#### TO BE DONE
Provide an exact copy of the data, excluding the images.

[begin DATASET RECORDS]

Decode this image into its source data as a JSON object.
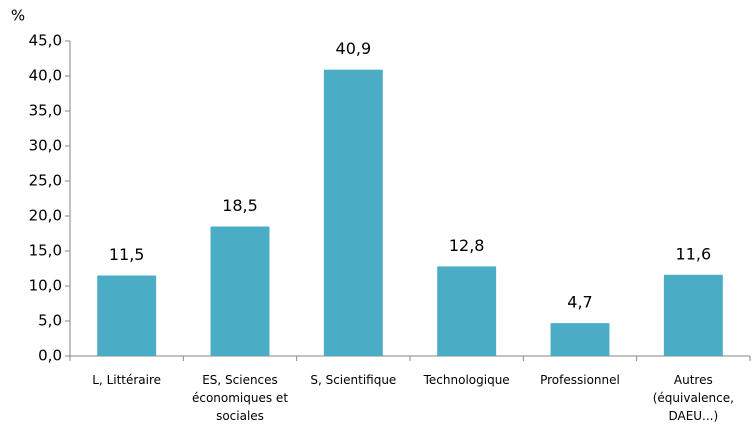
{
  "chart_data": {
    "type": "bar",
    "y_axis_label": "%",
    "categories": [
      "L, Littéraire",
      "ES, Sciences économiques et sociales",
      "S, Scientifique",
      "Technologique",
      "Professionnel",
      "Autres (équivalence, DAEU...)"
    ],
    "values": [
      11.5,
      18.5,
      40.9,
      12.8,
      4.7,
      11.6
    ],
    "value_labels": [
      "11,5",
      "18,5",
      "40,9",
      "12,8",
      "4,7",
      "11,6"
    ],
    "color": "#4bacc6",
    "ylim": [
      0,
      45
    ],
    "yticks": [
      {
        "value": 0,
        "label": "0,0"
      },
      {
        "value": 5,
        "label": "5,0"
      },
      {
        "value": 10,
        "label": "10,0"
      },
      {
        "value": 15,
        "label": "15,0"
      },
      {
        "value": 20,
        "label": "20,0"
      },
      {
        "value": 25,
        "label": "25,0"
      },
      {
        "value": 30,
        "label": "30,0"
      },
      {
        "value": 35,
        "label": "35,0"
      },
      {
        "value": 40,
        "label": "40,0"
      },
      {
        "value": 45,
        "label": "45,0"
      }
    ],
    "grid": false
  }
}
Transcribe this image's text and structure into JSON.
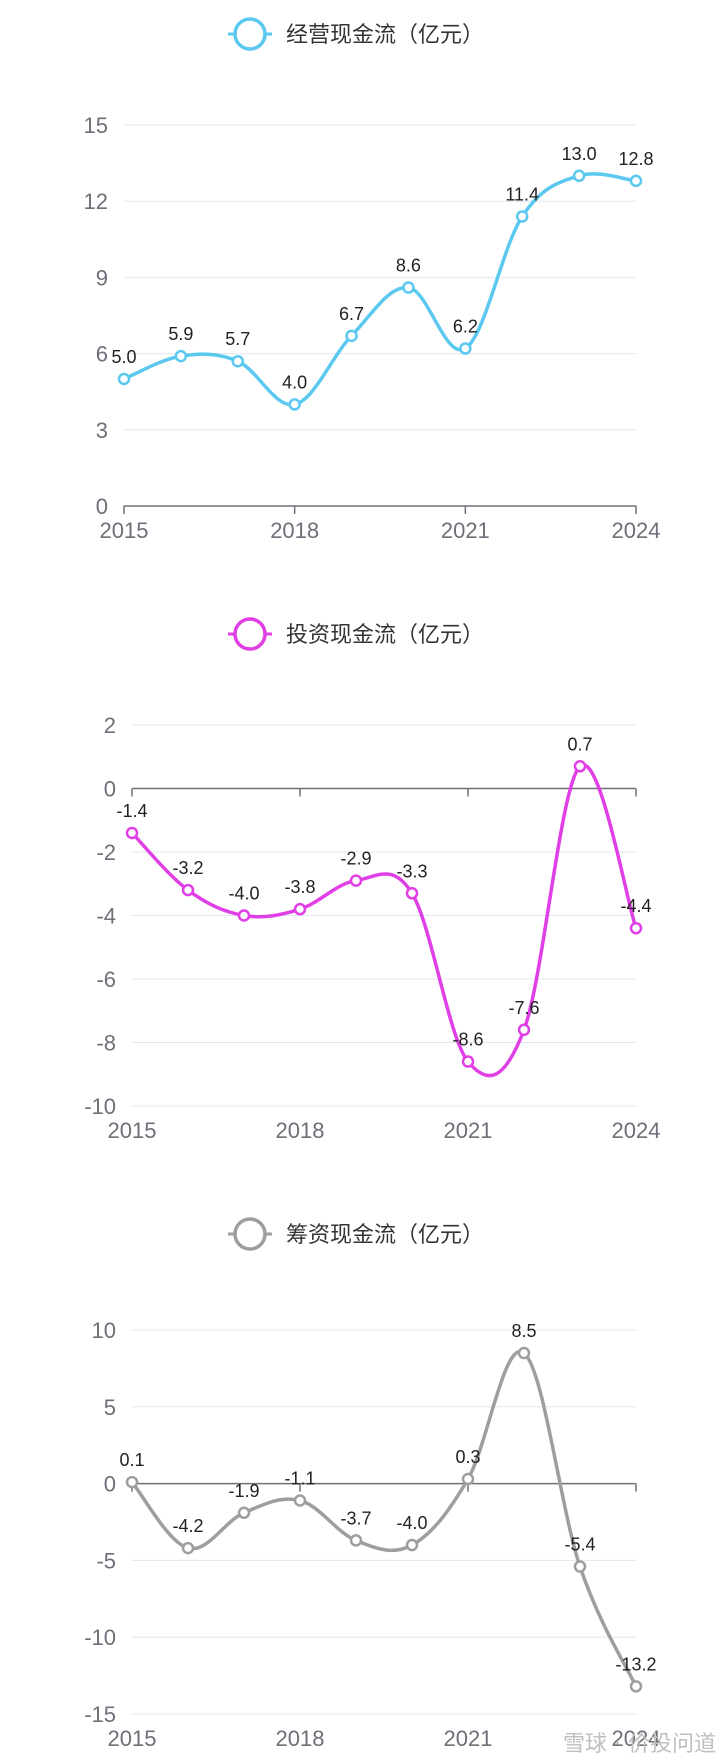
{
  "chart_data": [
    {
      "type": "line",
      "legend": "经营现金流（亿元）",
      "legend_position": "top-center",
      "color": "#5bc8f0",
      "x": [
        2015,
        2016,
        2017,
        2018,
        2019,
        2020,
        2021,
        2022,
        2023,
        2024
      ],
      "xticks": [
        "2015",
        "2018",
        "2021",
        "2024"
      ],
      "values": [
        5.0,
        5.9,
        5.7,
        4.0,
        6.7,
        8.6,
        6.2,
        11.4,
        13.0,
        12.8
      ],
      "labels": [
        "5.0",
        "5.9",
        "5.7",
        "4.0",
        "6.7",
        "8.6",
        "6.2",
        "11.4",
        "13.0",
        "12.8"
      ],
      "yticks": [
        "0",
        "3",
        "6",
        "9",
        "12",
        "15"
      ],
      "ylim": [
        0,
        15
      ],
      "smooth": true,
      "grid": true
    },
    {
      "type": "line",
      "legend": "投资现金流（亿元）",
      "legend_position": "top-center",
      "color": "#e03fe6",
      "x": [
        2015,
        2016,
        2017,
        2018,
        2019,
        2020,
        2021,
        2022,
        2023,
        2024
      ],
      "xticks": [
        "2015",
        "2018",
        "2021",
        "2024"
      ],
      "values": [
        -1.4,
        -3.2,
        -4.0,
        -3.8,
        -2.9,
        -3.3,
        -8.6,
        -7.6,
        0.7,
        -4.4
      ],
      "labels": [
        "-1.4",
        "-3.2",
        "-4.0",
        "-3.8",
        "-2.9",
        "-3.3",
        "-8.6",
        "-7.6",
        "0.7",
        "-4.4"
      ],
      "yticks": [
        "-10",
        "-8",
        "-6",
        "-4",
        "-2",
        "0",
        "2"
      ],
      "ylim": [
        -10,
        2
      ],
      "smooth": true,
      "grid": true
    },
    {
      "type": "line",
      "legend": "筹资现金流（亿元）",
      "legend_position": "top-center",
      "color": "#9e9e9e",
      "x": [
        2015,
        2016,
        2017,
        2018,
        2019,
        2020,
        2021,
        2022,
        2023,
        2024
      ],
      "xticks": [
        "2015",
        "2018",
        "2021",
        "2024"
      ],
      "values": [
        0.1,
        -4.2,
        -1.9,
        -1.1,
        -3.7,
        -4.0,
        0.3,
        8.5,
        -5.4,
        -13.2
      ],
      "labels": [
        "0.1",
        "-4.2",
        "-1.9",
        "-1.1",
        "-3.7",
        "-4.0",
        "0.3",
        "8.5",
        "-5.4",
        "-13.2"
      ],
      "yticks": [
        "-15",
        "-10",
        "-5",
        "0",
        "5",
        "10"
      ],
      "ylim": [
        -15,
        10
      ],
      "smooth": true,
      "grid": true
    }
  ],
  "watermark": "雪球 · 价投问道"
}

[end DATASET RECORDS]

#### RESPONSE TO THE TASK
Decode this image into its source data as a JSON object.
{
  "chart_data": {
    "type": "bar",
    "y_axis_label": "%",
    "categories": [
      "L, Littéraire",
      "ES, Sciences économiques et sociales",
      "S, Scientifique",
      "Technologique",
      "Professionnel",
      "Autres (équivalence, DAEU...)"
    ],
    "values": [
      11.5,
      18.5,
      40.9,
      12.8,
      4.7,
      11.6
    ],
    "value_labels": [
      "11,5",
      "18,5",
      "40,9",
      "12,8",
      "4,7",
      "11,6"
    ],
    "color": "#4bacc6",
    "ylim": [
      0,
      45
    ],
    "yticks": [
      {
        "value": 0,
        "label": "0,0"
      },
      {
        "value": 5,
        "label": "5,0"
      },
      {
        "value": 10,
        "label": "10,0"
      },
      {
        "value": 15,
        "label": "15,0"
      },
      {
        "value": 20,
        "label": "20,0"
      },
      {
        "value": 25,
        "label": "25,0"
      },
      {
        "value": 30,
        "label": "30,0"
      },
      {
        "value": 35,
        "label": "35,0"
      },
      {
        "value": 40,
        "label": "40,0"
      },
      {
        "value": 45,
        "label": "45,0"
      }
    ],
    "grid": false
  }
}
Transcribe this image's text and structure into JSON.
{
  "chart_data": [
    {
      "type": "line",
      "legend": "经营现金流（亿元）",
      "legend_position": "top-center",
      "color": "#5bc8f0",
      "x": [
        2015,
        2016,
        2017,
        2018,
        2019,
        2020,
        2021,
        2022,
        2023,
        2024
      ],
      "xticks": [
        "2015",
        "2018",
        "2021",
        "2024"
      ],
      "values": [
        5.0,
        5.9,
        5.7,
        4.0,
        6.7,
        8.6,
        6.2,
        11.4,
        13.0,
        12.8
      ],
      "labels": [
        "5.0",
        "5.9",
        "5.7",
        "4.0",
        "6.7",
        "8.6",
        "6.2",
        "11.4",
        "13.0",
        "12.8"
      ],
      "yticks": [
        "0",
        "3",
        "6",
        "9",
        "12",
        "15"
      ],
      "ylim": [
        0,
        15
      ],
      "smooth": true,
      "grid": true
    },
    {
      "type": "line",
      "legend": "投资现金流（亿元）",
      "legend_position": "top-center",
      "color": "#e03fe6",
      "x": [
        2015,
        2016,
        2017,
        2018,
        2019,
        2020,
        2021,
        2022,
        2023,
        2024
      ],
      "xticks": [
        "2015",
        "2018",
        "2021",
        "2024"
      ],
      "values": [
        -1.4,
        -3.2,
        -4.0,
        -3.8,
        -2.9,
        -3.3,
        -8.6,
        -7.6,
        0.7,
        -4.4
      ],
      "labels": [
        "-1.4",
        "-3.2",
        "-4.0",
        "-3.8",
        "-2.9",
        "-3.3",
        "-8.6",
        "-7.6",
        "0.7",
        "-4.4"
      ],
      "yticks": [
        "-10",
        "-8",
        "-6",
        "-4",
        "-2",
        "0",
        "2"
      ],
      "ylim": [
        -10,
        2
      ],
      "smooth": true,
      "grid": true
    },
    {
      "type": "line",
      "legend": "筹资现金流（亿元）",
      "legend_position": "top-center",
      "color": "#9e9e9e",
      "x": [
        2015,
        2016,
        2017,
        2018,
        2019,
        2020,
        2021,
        2022,
        2023,
        2024
      ],
      "xticks": [
        "2015",
        "2018",
        "2021",
        "2024"
      ],
      "values": [
        0.1,
        -4.2,
        -1.9,
        -1.1,
        -3.7,
        -4.0,
        0.3,
        8.5,
        -5.4,
        -13.2
      ],
      "labels": [
        "0.1",
        "-4.2",
        "-1.9",
        "-1.1",
        "-3.7",
        "-4.0",
        "0.3",
        "8.5",
        "-5.4",
        "-13.2"
      ],
      "yticks": [
        "-15",
        "-10",
        "-5",
        "0",
        "5",
        "10"
      ],
      "ylim": [
        -15,
        10
      ],
      "smooth": true,
      "grid": true
    }
  ],
  "watermark": "雪球 · 价投问道"
}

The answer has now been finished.